> **抜粋本文**:
その後、市が原因究明に乗り出し、イベントの冒頭で豆を口にしたことは分かったが、いつ豆が気管に詰まったかは分からなかった。事故を受けて市内にある104の保育施設では、節分イベントでの豆の使用をやめ、丸めた新聞紙などを鬼に投げているという。
厚労省の人口動態調査によると、2019年までの6年間に食品を誤嚥して窒息死した14歳以下の子供は80人。そのうち5歳以下が9割の73人だった。
大豆の大きさは極小粒から大粒まで4つに分けられる。直径は極小で4.9ミリ、大粒は品種によって7.9~9.1ミリ。大粒でも1センチに満たないが、このサイズでも窒息してしまうのか。作家で「米山医院」院長の米山公啓氏が言う。

> **取り組む課題**:
(1) 豆の誤嚥についての抜粋から、「厚労省の人口動態調査によると」から「院」院長の米山公啓氏が言う。」までを、両端の語句も含めて一字一句そのまま書き写すこと。
(2) 次の(a)〜(c)が豆の誤嚥についての抜粋と合っているかを「はい」か「いいえ」で答え、判断の決め手となる抜粋の語句をそのまま引用すること。(a) 事故の後、市内の保育施設は節分イベントで豆を使うのをやめた。(b) 2019年までの6年間に食品の誤嚥で窒息死した14歳以下の子供のうち、5歳以下は半数ほどだった。(c) 大粒の大豆は直径が1センチを超える。

> **抽出データ**:
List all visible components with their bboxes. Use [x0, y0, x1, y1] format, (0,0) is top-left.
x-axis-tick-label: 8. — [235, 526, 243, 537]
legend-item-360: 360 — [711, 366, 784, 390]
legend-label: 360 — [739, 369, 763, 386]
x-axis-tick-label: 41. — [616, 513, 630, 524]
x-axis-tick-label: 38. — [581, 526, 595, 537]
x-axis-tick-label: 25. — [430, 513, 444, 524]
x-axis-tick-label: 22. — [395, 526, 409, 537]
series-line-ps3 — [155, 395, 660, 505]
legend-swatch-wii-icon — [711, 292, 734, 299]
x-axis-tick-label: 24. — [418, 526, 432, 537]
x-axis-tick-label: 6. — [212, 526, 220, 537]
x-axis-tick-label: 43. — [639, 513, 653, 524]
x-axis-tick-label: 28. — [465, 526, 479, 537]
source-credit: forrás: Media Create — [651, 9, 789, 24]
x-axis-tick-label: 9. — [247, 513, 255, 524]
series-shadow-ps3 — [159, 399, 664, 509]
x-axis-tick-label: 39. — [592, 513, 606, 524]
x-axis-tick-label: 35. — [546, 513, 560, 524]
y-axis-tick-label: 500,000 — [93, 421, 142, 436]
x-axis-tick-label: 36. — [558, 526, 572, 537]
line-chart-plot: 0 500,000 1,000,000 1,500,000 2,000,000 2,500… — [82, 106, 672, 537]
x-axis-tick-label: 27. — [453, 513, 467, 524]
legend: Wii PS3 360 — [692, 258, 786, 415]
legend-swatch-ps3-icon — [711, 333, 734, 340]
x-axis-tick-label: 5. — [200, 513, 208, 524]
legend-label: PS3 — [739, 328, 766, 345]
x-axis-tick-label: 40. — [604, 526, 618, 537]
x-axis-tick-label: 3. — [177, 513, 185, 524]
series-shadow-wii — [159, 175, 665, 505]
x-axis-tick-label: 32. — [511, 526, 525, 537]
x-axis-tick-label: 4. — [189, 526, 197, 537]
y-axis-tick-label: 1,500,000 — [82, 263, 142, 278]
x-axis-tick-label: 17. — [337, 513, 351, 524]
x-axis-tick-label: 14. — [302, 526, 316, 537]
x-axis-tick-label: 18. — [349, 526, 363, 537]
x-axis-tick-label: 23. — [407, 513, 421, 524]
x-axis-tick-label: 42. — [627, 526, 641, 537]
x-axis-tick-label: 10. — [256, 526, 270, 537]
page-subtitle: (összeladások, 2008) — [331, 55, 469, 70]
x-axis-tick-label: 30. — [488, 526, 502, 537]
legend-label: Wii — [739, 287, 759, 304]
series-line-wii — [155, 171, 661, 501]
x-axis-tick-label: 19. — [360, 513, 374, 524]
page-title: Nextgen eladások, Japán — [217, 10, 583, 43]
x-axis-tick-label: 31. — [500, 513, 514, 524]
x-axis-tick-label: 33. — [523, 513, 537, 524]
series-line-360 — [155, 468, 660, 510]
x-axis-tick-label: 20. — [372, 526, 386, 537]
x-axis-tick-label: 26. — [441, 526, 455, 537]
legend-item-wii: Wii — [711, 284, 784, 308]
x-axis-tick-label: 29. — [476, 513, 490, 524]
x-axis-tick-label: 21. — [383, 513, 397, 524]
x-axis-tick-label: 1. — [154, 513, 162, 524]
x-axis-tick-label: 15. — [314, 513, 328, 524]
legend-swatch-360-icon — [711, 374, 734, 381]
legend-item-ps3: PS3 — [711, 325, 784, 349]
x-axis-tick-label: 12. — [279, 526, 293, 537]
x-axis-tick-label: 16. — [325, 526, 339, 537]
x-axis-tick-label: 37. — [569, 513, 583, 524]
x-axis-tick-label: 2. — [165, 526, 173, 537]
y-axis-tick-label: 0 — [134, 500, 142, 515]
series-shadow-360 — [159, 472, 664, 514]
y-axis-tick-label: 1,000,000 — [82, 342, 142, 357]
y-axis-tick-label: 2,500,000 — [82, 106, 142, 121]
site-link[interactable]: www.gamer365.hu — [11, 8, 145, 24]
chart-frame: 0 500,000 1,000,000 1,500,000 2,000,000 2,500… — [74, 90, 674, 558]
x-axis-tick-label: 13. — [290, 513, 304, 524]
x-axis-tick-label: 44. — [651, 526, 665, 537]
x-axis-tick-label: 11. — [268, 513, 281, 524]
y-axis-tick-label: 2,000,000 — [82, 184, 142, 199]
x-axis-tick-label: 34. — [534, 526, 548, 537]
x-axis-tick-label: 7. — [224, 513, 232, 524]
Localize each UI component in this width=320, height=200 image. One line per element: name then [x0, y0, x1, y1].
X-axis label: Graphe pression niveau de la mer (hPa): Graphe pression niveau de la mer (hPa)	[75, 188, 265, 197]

> **課題の解答**:
(1)
厚労省の人口動態調査によると、2019年までの6年間に食品を誤嚥して窒息死した14歳以下の子供は80人。そのうち5歳以下が9割の73人だった。
大豆の大きさは極小粒から大粒まで4つに分けられる。直径は極小で4.9ミリ、大粒は品種によって7.9~9.1ミリ。大粒でも1センチに満たないが、このサイズでも窒息してしまうのか。作家で「米山医院」院長の米山公啓氏が言う。

(2)
(a) はい。「市内にある104の保育施設では、節分イベントでの豆の使用をやめ」
(b) いいえ。「そのうち5歳以下が9割の73人だった」
(c) いいえ。「大粒でも1センチに満たない」